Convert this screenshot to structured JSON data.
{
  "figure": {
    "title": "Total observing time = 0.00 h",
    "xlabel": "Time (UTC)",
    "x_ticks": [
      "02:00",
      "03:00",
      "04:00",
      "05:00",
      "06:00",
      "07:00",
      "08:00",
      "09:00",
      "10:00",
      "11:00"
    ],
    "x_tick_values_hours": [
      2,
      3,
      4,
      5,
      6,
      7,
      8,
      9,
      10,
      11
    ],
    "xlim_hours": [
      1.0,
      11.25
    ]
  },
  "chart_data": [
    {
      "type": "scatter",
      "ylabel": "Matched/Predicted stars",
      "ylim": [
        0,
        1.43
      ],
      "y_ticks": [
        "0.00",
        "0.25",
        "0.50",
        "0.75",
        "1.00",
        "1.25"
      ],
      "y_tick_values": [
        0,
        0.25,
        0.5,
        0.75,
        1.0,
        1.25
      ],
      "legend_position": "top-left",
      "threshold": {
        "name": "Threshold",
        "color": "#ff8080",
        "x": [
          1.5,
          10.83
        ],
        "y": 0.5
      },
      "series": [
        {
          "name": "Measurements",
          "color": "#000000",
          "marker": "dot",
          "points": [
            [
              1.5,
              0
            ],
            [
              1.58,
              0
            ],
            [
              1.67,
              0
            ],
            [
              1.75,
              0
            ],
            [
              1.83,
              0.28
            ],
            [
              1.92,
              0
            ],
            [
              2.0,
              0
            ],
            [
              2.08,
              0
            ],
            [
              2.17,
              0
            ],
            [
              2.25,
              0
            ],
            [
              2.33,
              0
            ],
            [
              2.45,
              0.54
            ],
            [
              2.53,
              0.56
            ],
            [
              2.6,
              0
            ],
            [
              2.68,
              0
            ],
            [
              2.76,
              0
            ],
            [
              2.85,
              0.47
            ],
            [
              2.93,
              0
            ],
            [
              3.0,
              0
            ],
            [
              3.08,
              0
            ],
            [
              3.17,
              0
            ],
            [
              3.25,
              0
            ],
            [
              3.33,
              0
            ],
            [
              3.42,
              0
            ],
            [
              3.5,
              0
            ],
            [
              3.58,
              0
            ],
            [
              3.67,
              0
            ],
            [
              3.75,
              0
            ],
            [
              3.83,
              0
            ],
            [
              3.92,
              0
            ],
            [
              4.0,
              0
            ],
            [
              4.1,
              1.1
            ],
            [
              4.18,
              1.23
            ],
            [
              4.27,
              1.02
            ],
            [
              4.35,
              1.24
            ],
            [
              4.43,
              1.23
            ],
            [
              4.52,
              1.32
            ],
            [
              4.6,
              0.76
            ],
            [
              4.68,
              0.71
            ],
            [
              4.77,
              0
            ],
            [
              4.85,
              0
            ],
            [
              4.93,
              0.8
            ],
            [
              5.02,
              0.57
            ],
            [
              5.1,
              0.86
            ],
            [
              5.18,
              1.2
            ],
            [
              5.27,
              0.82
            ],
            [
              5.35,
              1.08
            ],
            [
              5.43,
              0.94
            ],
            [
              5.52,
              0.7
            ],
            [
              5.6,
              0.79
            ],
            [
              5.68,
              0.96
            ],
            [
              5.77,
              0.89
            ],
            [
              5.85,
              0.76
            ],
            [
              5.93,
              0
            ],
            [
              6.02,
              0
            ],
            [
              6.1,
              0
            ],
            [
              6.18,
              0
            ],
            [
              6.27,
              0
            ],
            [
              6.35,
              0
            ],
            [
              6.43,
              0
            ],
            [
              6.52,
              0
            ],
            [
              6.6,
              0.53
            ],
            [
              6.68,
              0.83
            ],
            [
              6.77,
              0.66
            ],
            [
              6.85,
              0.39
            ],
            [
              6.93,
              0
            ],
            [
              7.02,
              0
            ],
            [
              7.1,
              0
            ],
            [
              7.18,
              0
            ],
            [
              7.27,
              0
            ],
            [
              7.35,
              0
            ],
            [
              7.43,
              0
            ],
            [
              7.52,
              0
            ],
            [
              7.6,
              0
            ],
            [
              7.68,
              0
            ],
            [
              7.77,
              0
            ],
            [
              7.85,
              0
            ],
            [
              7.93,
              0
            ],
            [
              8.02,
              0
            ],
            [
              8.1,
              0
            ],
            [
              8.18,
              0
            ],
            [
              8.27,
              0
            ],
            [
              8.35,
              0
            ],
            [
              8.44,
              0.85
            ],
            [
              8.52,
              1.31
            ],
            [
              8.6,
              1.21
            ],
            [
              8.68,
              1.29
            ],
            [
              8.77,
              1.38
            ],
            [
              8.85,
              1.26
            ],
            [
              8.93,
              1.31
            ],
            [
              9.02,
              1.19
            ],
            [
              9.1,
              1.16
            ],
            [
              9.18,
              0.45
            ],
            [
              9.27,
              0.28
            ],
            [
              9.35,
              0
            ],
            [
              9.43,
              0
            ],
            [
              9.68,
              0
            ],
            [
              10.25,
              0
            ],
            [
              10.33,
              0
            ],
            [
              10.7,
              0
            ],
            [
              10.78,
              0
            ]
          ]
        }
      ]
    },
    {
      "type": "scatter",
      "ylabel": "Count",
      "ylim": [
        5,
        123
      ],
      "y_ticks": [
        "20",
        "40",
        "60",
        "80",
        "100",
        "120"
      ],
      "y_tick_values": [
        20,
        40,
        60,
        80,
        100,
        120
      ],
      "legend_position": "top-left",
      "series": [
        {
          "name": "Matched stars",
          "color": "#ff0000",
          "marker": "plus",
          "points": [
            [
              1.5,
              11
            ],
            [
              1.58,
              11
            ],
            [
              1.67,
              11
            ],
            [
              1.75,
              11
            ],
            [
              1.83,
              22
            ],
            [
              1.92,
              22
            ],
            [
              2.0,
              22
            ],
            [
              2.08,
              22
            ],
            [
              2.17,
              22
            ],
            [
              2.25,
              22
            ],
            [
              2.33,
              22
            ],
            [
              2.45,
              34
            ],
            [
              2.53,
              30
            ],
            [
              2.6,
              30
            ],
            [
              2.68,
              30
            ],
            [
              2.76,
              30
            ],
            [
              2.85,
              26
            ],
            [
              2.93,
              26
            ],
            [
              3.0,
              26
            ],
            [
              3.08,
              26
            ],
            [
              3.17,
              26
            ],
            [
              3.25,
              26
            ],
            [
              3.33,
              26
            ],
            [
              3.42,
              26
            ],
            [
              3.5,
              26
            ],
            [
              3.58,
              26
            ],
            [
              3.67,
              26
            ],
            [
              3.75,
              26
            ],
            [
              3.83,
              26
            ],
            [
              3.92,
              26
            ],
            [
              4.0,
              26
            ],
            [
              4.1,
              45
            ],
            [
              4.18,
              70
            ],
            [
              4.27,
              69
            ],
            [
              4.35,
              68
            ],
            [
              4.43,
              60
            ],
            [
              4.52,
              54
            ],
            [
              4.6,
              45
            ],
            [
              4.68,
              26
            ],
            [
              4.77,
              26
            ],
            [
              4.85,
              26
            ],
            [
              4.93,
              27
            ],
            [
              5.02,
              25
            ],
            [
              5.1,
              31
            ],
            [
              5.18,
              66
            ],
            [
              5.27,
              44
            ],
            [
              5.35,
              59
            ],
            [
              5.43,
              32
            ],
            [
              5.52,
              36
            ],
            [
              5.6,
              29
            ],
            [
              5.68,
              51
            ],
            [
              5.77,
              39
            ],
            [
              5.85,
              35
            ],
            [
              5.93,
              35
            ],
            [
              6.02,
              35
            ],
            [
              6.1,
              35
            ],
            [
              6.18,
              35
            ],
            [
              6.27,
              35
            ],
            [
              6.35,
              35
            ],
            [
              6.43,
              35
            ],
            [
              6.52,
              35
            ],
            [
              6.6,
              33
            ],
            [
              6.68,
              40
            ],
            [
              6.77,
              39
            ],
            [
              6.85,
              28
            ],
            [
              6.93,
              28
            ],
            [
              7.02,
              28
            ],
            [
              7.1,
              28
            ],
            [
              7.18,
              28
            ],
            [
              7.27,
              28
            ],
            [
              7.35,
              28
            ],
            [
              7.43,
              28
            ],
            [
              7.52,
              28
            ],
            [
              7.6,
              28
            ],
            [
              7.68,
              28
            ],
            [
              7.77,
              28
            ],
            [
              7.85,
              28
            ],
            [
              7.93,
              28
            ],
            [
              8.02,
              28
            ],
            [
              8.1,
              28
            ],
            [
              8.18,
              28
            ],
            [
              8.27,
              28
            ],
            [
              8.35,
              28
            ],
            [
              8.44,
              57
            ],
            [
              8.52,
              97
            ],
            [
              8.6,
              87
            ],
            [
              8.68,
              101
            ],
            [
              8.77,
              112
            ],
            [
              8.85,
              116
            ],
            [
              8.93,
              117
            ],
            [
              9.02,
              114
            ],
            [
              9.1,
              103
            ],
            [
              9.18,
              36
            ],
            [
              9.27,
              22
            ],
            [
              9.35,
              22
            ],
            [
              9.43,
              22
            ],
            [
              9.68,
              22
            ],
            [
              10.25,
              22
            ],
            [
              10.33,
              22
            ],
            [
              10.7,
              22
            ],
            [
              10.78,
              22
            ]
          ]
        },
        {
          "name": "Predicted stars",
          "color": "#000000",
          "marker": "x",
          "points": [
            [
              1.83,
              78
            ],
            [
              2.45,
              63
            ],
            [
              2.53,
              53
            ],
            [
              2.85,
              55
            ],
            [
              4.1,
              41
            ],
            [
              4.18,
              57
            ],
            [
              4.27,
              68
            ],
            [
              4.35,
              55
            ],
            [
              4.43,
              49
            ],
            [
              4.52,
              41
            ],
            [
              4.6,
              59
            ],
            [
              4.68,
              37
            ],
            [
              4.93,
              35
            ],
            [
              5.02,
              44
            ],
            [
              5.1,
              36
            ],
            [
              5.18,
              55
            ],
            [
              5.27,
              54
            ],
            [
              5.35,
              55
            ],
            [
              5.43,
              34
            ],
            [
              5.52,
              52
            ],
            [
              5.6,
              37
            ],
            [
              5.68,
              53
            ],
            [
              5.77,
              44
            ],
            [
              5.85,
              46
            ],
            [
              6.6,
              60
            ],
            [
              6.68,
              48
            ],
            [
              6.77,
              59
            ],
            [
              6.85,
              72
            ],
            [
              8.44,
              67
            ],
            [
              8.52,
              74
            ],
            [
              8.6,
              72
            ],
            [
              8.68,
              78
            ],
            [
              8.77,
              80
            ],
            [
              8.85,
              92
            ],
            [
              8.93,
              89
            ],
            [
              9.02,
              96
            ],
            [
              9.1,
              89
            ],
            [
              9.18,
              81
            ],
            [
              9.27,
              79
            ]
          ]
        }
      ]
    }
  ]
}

■ **Written problem**
Search the material above for "Predicted". Pull out each line where it shows up.

■ **Final result**
      "ylabel": "Matched/Predicted stars",
          "name": "Predicted stars",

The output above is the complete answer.